* What to produce: Copy out each line of the data that holds the word "shown".

* Data in this exercise:
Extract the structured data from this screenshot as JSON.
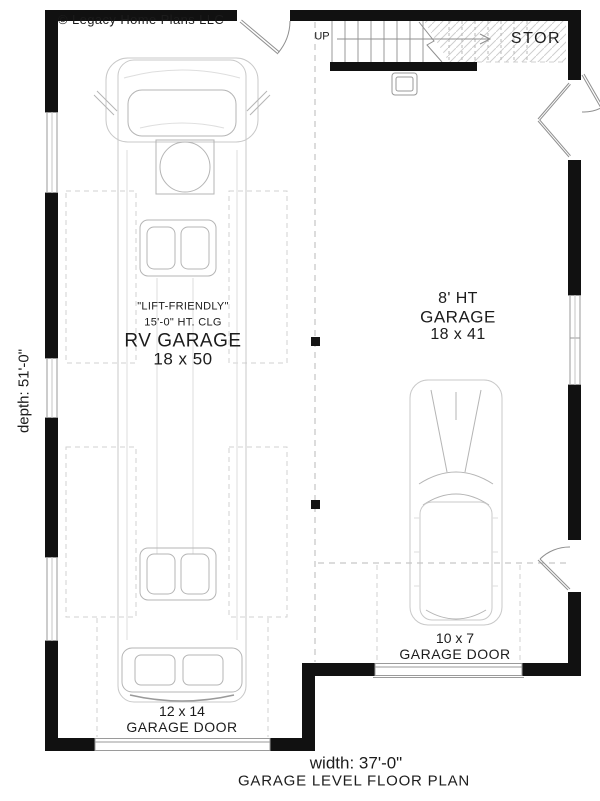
{
  "page": {
    "copyright": "© Legacy Home Plans LLC",
    "title": "GARAGE LEVEL FLOOR PLAN",
    "width_label": "width: 37'-0\"",
    "depth_label": "depth: 51'-0\""
  },
  "rooms": {
    "rv_garage": {
      "note1": "\"LIFT-FRIENDLY\"",
      "note2": "15'-0\" HT. CLG",
      "name": "RV GARAGE",
      "size": "18 x 50"
    },
    "garage": {
      "height_note": "8' HT",
      "name": "GARAGE",
      "size": "18 x 41"
    },
    "storage": {
      "name": "STOR"
    },
    "stairs": {
      "direction": "UP"
    }
  },
  "doors": {
    "rv_garage_door": {
      "size": "12 x 14",
      "label": "GARAGE DOOR"
    },
    "garage_door": {
      "size": "10 x 7",
      "label": "GARAGE DOOR"
    }
  },
  "colors": {
    "wall": "#111111",
    "line": "#999999",
    "vehicle": "#c8c8c8",
    "dashed": "#b9b9b9",
    "text": "#1c1c1c"
  }
}
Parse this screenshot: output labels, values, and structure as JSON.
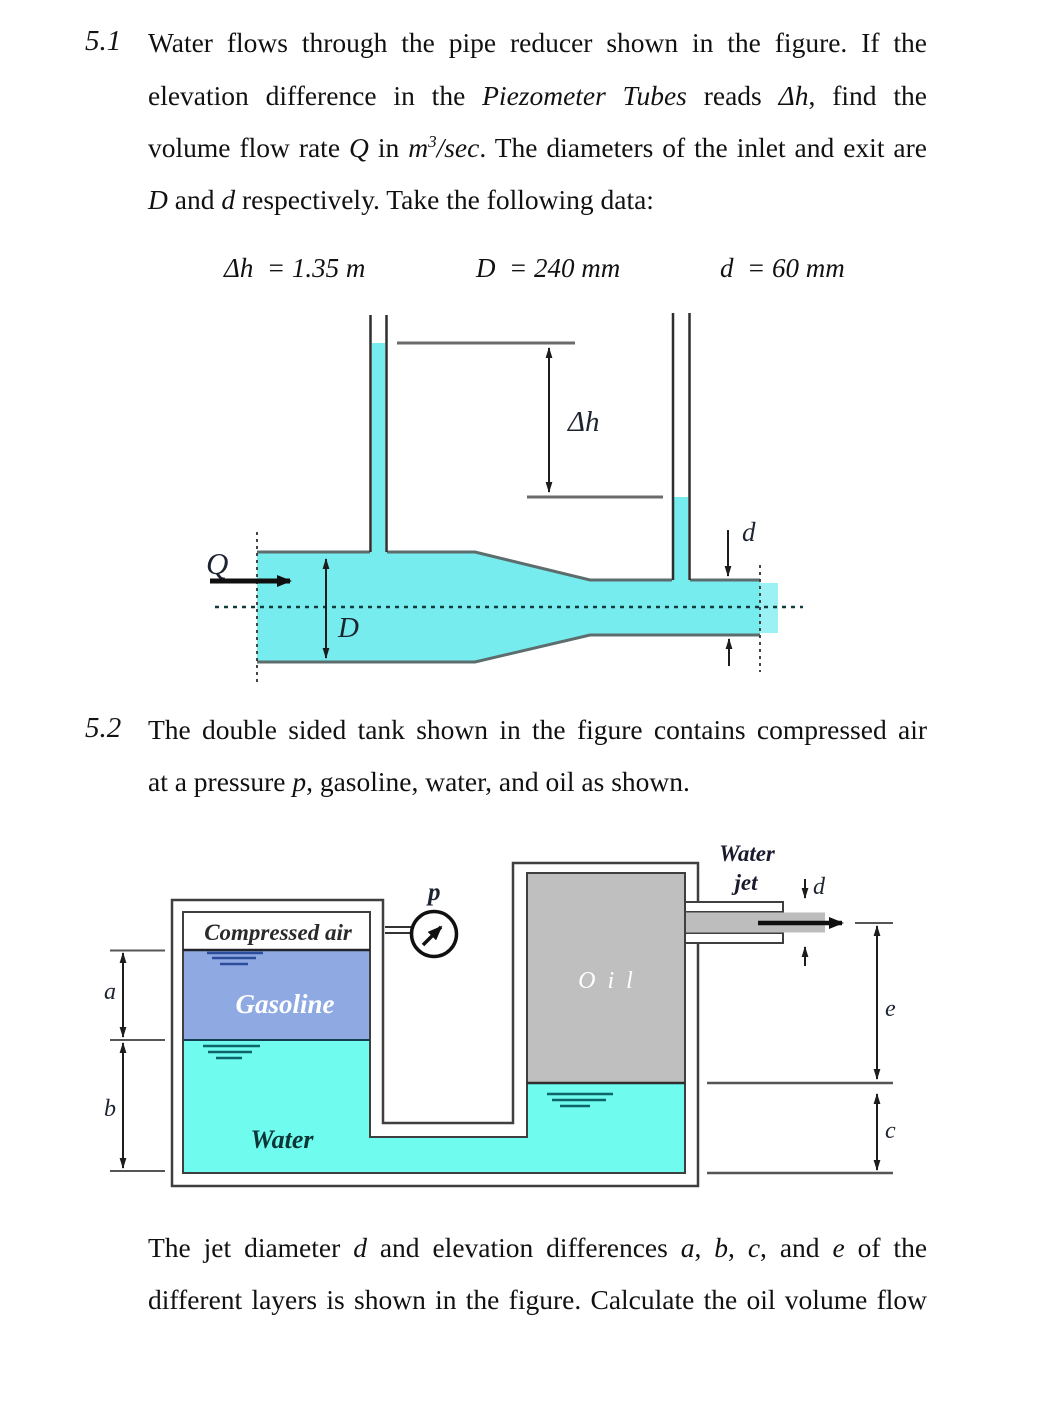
{
  "colors": {
    "water_fig1": "#76ECEF",
    "jet_fig1": "#9BF2F4",
    "water_fig2": "#6FFBEE",
    "gasoline": "#8FA9E2",
    "oil": "#BFBFBF",
    "pipe_interior": "#BDBDBD"
  },
  "problem51": {
    "number": "5.1",
    "line1": "Water flows through the pipe reducer shown in the figure. If the",
    "line2_a": "elevation difference in the ",
    "line2_b": "Piezometer Tubes",
    "line2_c": " reads ",
    "line2_d": "Δh",
    "line2_e": ", find the",
    "line3_a": "volume flow rate ",
    "line3_b": "Q",
    "line3_c": " in ",
    "line3_d": "m",
    "line3_e": "3",
    "line3_f": "/sec",
    "line3_g": ". The diameters of the inlet and exit are",
    "line4_a": "D",
    "line4_b": " and ",
    "line4_c": "d",
    "line4_d": " respectively. Take the following data:",
    "given": {
      "delta_h": "Δh  = 1.35 m",
      "D": "D  = 240 mm",
      "d": "d  = 60 mm"
    }
  },
  "figure51": {
    "labels": {
      "q": "Q",
      "D": "D",
      "d": "d",
      "delta_h": "Δh"
    }
  },
  "problem52": {
    "number": "5.2",
    "line1": "The double sided tank shown in the figure contains compressed air",
    "line2_a": "at a pressure ",
    "line2_b": "p",
    "line2_c": ", gasoline, water, and oil as shown."
  },
  "figure52": {
    "labels": {
      "compressed_air": "Compressed air",
      "gasoline": "Gasoline",
      "water": "Water",
      "oil": "O i l",
      "water_jet_line1": "Water",
      "water_jet_line2": "jet",
      "p": "p",
      "a": "a",
      "b": "b",
      "c": "c",
      "d": "d",
      "e": "e"
    }
  },
  "closing": {
    "line1_a": "The jet diameter ",
    "line1_b": "d",
    "line1_c": " and elevation differences ",
    "line1_d": "a",
    "line1_e": ", ",
    "line1_f": "b",
    "line1_g": ", ",
    "line1_h": "c",
    "line1_i": ", and ",
    "line1_j": "e",
    "line1_k": " of the",
    "line2": "different layers is shown in the figure. Calculate the oil volume flow"
  }
}
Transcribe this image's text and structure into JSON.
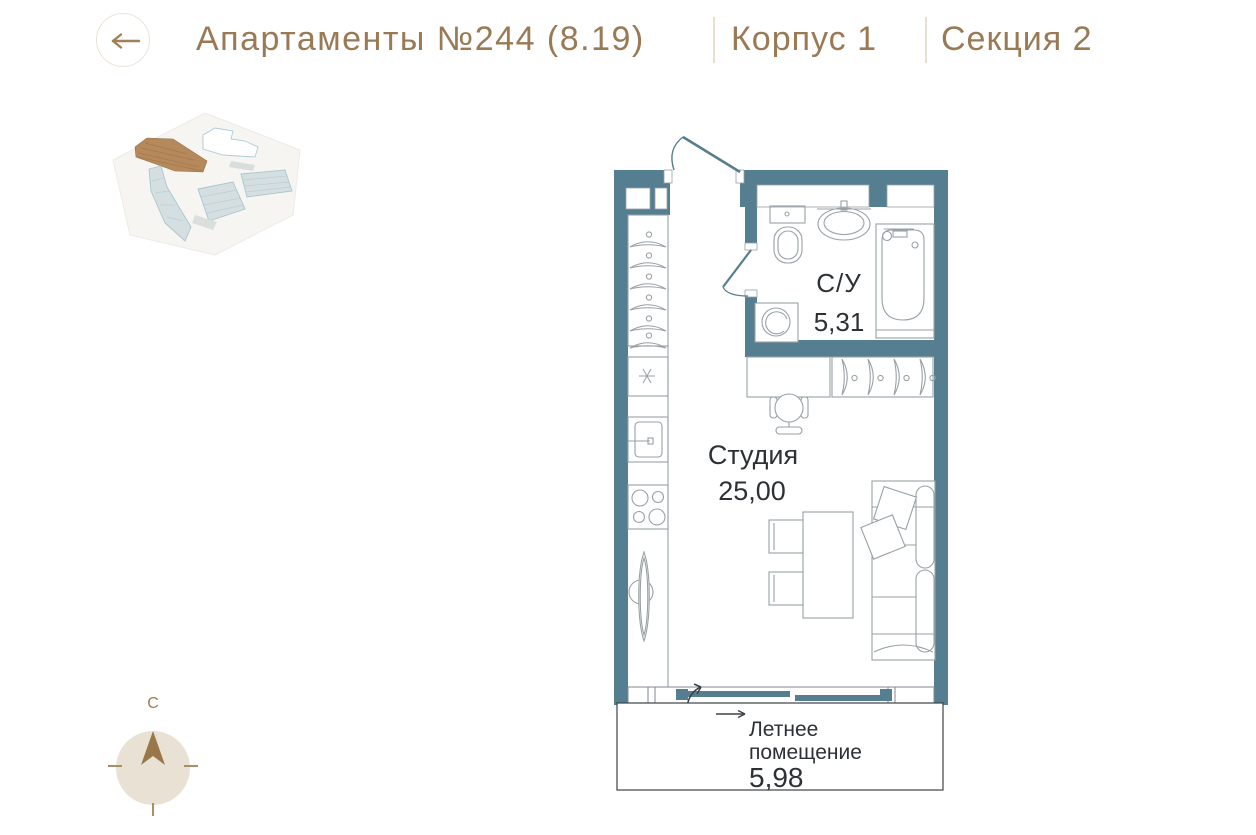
{
  "header": {
    "title": "Апартаменты №244 (8.19)",
    "building": "Корпус 1",
    "section": "Секция 2",
    "icons": {
      "back": "arrow-left"
    }
  },
  "floor_plan": {
    "rooms": {
      "bathroom": {
        "label": "С/У",
        "area": "5,31"
      },
      "studio": {
        "label": "Студия",
        "area": "25,00"
      },
      "summer_room": {
        "label_line1": "Летнее",
        "label_line2": "помещение",
        "area": "5,98"
      }
    }
  },
  "compass": {
    "north_label": "С",
    "icon": "north-arrow"
  },
  "minimap": {
    "icon": "site-plan",
    "selected_building_color": "#b5895b",
    "building_color": "#d5dfe1"
  },
  "colors": {
    "accent_brown": "#997a55",
    "wall_teal": "#557f90",
    "plan_text": "#2d3135",
    "furniture_line": "#98a1a6",
    "compass_fill": "#e9e1d3"
  }
}
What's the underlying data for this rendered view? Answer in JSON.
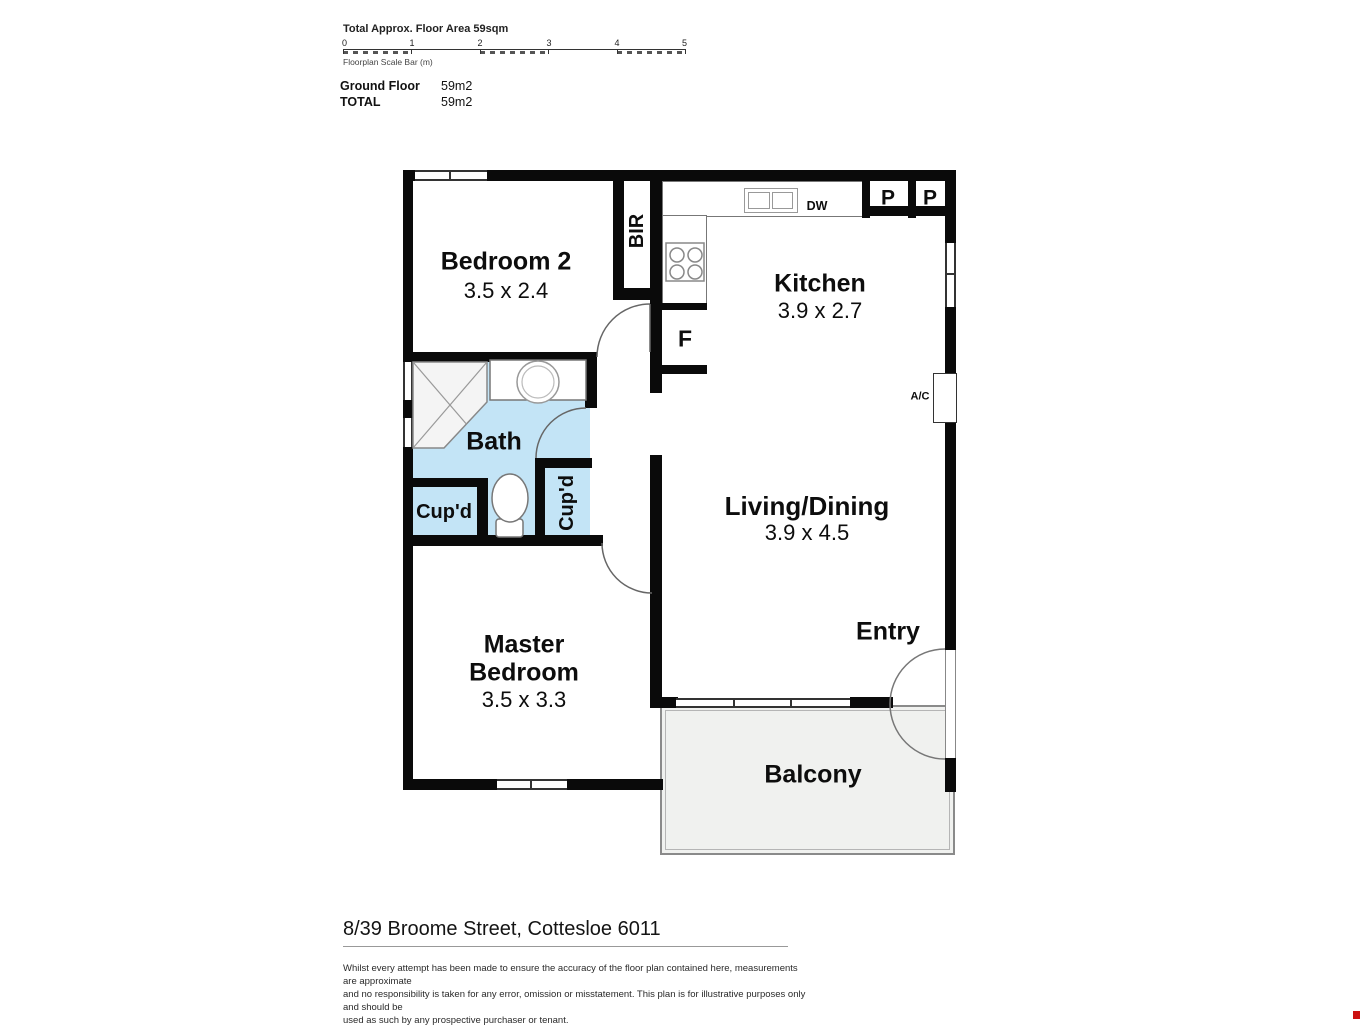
{
  "header": {
    "total_area_label": "Total Approx. Floor Area 59sqm",
    "scale_ticks": [
      "0",
      "1",
      "2",
      "3",
      "4",
      "5"
    ],
    "scale_caption": "Floorplan Scale Bar (m)",
    "area_rows": [
      {
        "label": "Ground Floor",
        "value": "59m2"
      },
      {
        "label": "TOTAL",
        "value": "59m2"
      }
    ]
  },
  "rooms": {
    "bedroom2": {
      "name": "Bedroom 2",
      "dims": "3.5 x 2.4"
    },
    "kitchen": {
      "name": "Kitchen",
      "dims": "3.9 x 2.7"
    },
    "living": {
      "name": "Living/Dining",
      "dims": "3.9 x 4.5"
    },
    "master": {
      "line1": "Master",
      "line2": "Bedroom",
      "dims": "3.5 x 3.3"
    },
    "bath": {
      "name": "Bath"
    },
    "entry": {
      "name": "Entry"
    },
    "balcony": {
      "name": "Balcony"
    }
  },
  "fixtures": {
    "bir": "BIR",
    "fridge": "F",
    "dishwasher": "DW",
    "pantry1": "P",
    "pantry2": "P",
    "ac": "A/C",
    "cupboard1": "Cup'd",
    "cupboard2": "Cup'd"
  },
  "colors": {
    "wall": "#0a0a0a",
    "bath_floor": "#c3e4f6",
    "balcony_floor": "#f0f1ef",
    "watermark": "#cc1111"
  },
  "footer": {
    "address": "8/39 Broome Street, Cottesloe 6011",
    "disclaimer_lines": [
      "Whilst every attempt has been made to ensure the accuracy of the floor plan contained here, measurements are approximate",
      "and no responsibility is taken for any error, omission or misstatement. This plan is for illustrative purposes only and should be",
      "used as such by any prospective purchaser or tenant."
    ]
  }
}
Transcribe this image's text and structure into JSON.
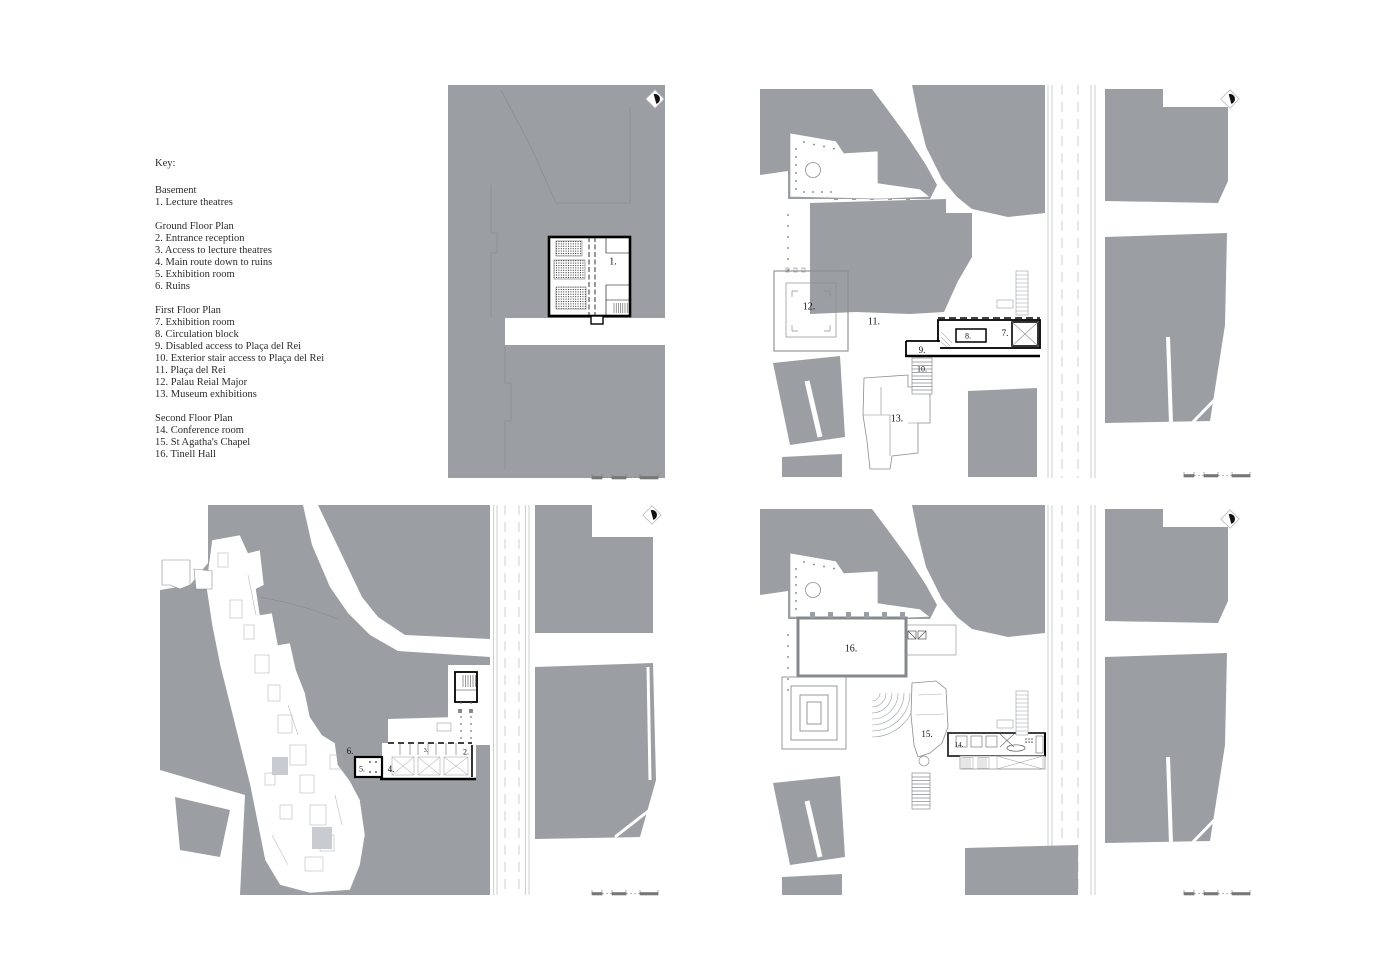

* Reply:
    "line1": "Water flows through the pipe reducer shown in the figure. If the",
    "line1": "The double sided tank shown in the figure contains compressed air",
    "line2_c": ", gasoline, water, and oil as shown."
    "line2": "different layers is shown in the figure. Calculate the oil volume flow"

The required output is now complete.